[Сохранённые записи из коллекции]
#####

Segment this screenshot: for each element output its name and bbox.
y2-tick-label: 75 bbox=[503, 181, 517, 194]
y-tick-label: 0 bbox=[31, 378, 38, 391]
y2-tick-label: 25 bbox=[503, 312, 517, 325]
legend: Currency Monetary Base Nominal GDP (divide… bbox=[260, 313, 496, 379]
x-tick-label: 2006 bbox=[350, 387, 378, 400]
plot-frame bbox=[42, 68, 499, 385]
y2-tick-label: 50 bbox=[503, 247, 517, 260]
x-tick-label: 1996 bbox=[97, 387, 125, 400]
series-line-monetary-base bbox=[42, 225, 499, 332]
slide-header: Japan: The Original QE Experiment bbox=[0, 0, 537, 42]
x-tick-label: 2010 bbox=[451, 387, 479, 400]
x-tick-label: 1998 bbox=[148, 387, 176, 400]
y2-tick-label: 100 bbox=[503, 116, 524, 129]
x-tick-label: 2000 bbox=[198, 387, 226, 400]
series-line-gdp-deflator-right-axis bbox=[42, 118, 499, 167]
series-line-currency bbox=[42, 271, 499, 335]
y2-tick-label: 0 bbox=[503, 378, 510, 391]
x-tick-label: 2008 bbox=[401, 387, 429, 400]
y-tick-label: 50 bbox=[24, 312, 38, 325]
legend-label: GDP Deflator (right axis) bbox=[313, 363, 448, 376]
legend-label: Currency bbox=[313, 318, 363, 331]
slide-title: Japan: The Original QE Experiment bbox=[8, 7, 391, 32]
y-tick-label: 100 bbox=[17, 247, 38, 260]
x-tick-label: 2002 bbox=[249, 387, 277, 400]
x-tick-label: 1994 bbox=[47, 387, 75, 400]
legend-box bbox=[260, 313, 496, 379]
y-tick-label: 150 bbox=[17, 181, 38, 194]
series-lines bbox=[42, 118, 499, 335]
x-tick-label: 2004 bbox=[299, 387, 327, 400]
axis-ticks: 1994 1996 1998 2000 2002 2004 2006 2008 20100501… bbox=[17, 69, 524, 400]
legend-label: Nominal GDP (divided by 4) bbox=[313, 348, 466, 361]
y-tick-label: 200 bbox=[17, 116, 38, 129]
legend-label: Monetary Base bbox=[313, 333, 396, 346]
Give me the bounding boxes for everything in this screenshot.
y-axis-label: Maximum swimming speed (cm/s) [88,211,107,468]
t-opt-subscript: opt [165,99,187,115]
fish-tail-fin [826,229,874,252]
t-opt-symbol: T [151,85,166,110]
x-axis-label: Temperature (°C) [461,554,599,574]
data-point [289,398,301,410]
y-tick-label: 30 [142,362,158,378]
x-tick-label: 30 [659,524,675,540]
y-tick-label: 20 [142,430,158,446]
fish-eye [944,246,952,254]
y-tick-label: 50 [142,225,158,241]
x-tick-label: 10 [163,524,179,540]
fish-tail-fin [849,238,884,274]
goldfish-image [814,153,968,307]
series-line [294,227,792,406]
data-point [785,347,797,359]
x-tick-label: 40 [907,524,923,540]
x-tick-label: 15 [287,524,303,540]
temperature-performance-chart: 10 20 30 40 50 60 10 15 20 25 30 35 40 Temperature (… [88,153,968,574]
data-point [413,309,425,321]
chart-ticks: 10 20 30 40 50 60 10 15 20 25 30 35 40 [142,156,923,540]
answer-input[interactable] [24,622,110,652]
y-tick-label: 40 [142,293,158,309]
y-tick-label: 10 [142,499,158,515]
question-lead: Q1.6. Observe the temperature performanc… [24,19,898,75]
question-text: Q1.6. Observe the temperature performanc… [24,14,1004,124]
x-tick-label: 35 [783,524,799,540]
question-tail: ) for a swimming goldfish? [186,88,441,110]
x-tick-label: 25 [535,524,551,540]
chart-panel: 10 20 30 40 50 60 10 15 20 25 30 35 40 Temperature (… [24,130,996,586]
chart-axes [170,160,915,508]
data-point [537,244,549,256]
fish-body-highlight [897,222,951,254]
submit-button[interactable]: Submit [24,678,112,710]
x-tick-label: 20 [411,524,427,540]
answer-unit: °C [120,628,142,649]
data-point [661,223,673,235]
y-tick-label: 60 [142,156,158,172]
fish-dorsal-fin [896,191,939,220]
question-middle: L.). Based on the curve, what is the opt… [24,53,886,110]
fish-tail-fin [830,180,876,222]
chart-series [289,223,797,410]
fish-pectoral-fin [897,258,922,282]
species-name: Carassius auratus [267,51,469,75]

#####

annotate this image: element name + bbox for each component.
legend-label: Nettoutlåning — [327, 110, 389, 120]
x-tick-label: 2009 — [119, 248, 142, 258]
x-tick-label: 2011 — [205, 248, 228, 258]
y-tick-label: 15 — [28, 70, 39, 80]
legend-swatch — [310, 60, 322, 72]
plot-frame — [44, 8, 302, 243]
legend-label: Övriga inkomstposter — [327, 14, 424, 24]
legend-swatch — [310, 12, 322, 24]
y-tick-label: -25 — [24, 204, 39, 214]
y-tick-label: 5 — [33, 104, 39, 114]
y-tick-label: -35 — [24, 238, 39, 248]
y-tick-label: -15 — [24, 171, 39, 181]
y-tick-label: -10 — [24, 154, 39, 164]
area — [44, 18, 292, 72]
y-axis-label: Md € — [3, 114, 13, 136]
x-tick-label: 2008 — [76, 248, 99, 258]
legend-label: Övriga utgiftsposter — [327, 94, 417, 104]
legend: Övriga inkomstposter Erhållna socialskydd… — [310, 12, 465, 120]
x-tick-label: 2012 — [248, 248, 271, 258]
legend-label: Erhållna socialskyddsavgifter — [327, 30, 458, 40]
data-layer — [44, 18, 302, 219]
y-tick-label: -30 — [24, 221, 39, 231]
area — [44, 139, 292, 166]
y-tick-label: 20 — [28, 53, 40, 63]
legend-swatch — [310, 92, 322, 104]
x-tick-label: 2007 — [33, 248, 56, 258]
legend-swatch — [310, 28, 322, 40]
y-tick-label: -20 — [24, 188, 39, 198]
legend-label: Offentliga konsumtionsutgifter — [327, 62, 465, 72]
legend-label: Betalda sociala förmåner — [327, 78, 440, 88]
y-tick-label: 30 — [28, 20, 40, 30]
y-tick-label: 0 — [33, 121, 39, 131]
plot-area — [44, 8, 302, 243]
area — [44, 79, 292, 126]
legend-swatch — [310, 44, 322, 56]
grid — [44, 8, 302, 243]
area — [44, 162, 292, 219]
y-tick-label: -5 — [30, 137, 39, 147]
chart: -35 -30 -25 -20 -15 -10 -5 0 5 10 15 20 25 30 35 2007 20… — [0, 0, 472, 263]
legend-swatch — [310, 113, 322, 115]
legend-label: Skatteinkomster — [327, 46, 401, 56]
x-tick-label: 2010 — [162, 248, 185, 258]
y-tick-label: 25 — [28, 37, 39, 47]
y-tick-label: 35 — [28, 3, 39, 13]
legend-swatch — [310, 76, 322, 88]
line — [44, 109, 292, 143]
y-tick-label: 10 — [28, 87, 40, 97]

#####

→ Задание:
Как будет выглядеть фрагмент, который начинается строкой с «Segment this screenshot: for» и заканчивается строкой с «t-opt-subscript: opt [165,99,187,115]», если поменять в нём «Japan» на «Korea», а всё остальное оставить без изменений?

→ Ответ:
Segment this screenshot: for each element output its name and bbox.
y2-tick-label: 75 bbox=[503, 181, 517, 194]
y-tick-label: 0 bbox=[31, 378, 38, 391]
y2-tick-label: 25 bbox=[503, 312, 517, 325]
legend: Currency Monetary Base Nominal GDP (divide… bbox=[260, 313, 496, 379]
x-tick-label: 2006 bbox=[350, 387, 378, 400]
plot-frame bbox=[42, 68, 499, 385]
y2-tick-label: 50 bbox=[503, 247, 517, 260]
x-tick-label: 1996 bbox=[97, 387, 125, 400]
series-line-monetary-base bbox=[42, 225, 499, 332]
slide-header: Korea: The Original QE Experiment bbox=[0, 0, 537, 42]
x-tick-label: 2010 bbox=[451, 387, 479, 400]
x-tick-label: 1998 bbox=[148, 387, 176, 400]
y2-tick-label: 100 bbox=[503, 116, 524, 129]
x-tick-label: 2000 bbox=[198, 387, 226, 400]
series-line-gdp-deflator-right-axis bbox=[42, 118, 499, 167]
series-line-currency bbox=[42, 271, 499, 335]
y2-tick-label: 0 bbox=[503, 378, 510, 391]
x-tick-label: 2008 bbox=[401, 387, 429, 400]
y-tick-label: 50 bbox=[24, 312, 38, 325]
legend-label: GDP Deflator (right axis) bbox=[313, 363, 448, 376]
legend-label: Currency bbox=[313, 318, 363, 331]
slide-title: Korea: The Original QE Experiment bbox=[8, 7, 391, 32]
y-tick-label: 100 bbox=[17, 247, 38, 260]
x-tick-label: 2002 bbox=[249, 387, 277, 400]
x-tick-label: 1994 bbox=[47, 387, 75, 400]
legend-box bbox=[260, 313, 496, 379]
y-tick-label: 150 bbox=[17, 181, 38, 194]
series-lines bbox=[42, 118, 499, 335]
x-tick-label: 2004 bbox=[299, 387, 327, 400]
axis-ticks: 1994 1996 1998 2000 2002 2004 2006 2008 20100501… bbox=[17, 69, 524, 400]
legend-label: Nominal GDP (divided by 4) bbox=[313, 348, 466, 361]
y-tick-label: 200 bbox=[17, 116, 38, 129]
legend-label: Monetary Base bbox=[313, 333, 396, 346]
Give me the bounding boxes for everything in this screenshot.
y-axis-label: Maximum swimming speed (cm/s) [88,211,107,468]
t-opt-subscript: opt [165,99,187,115]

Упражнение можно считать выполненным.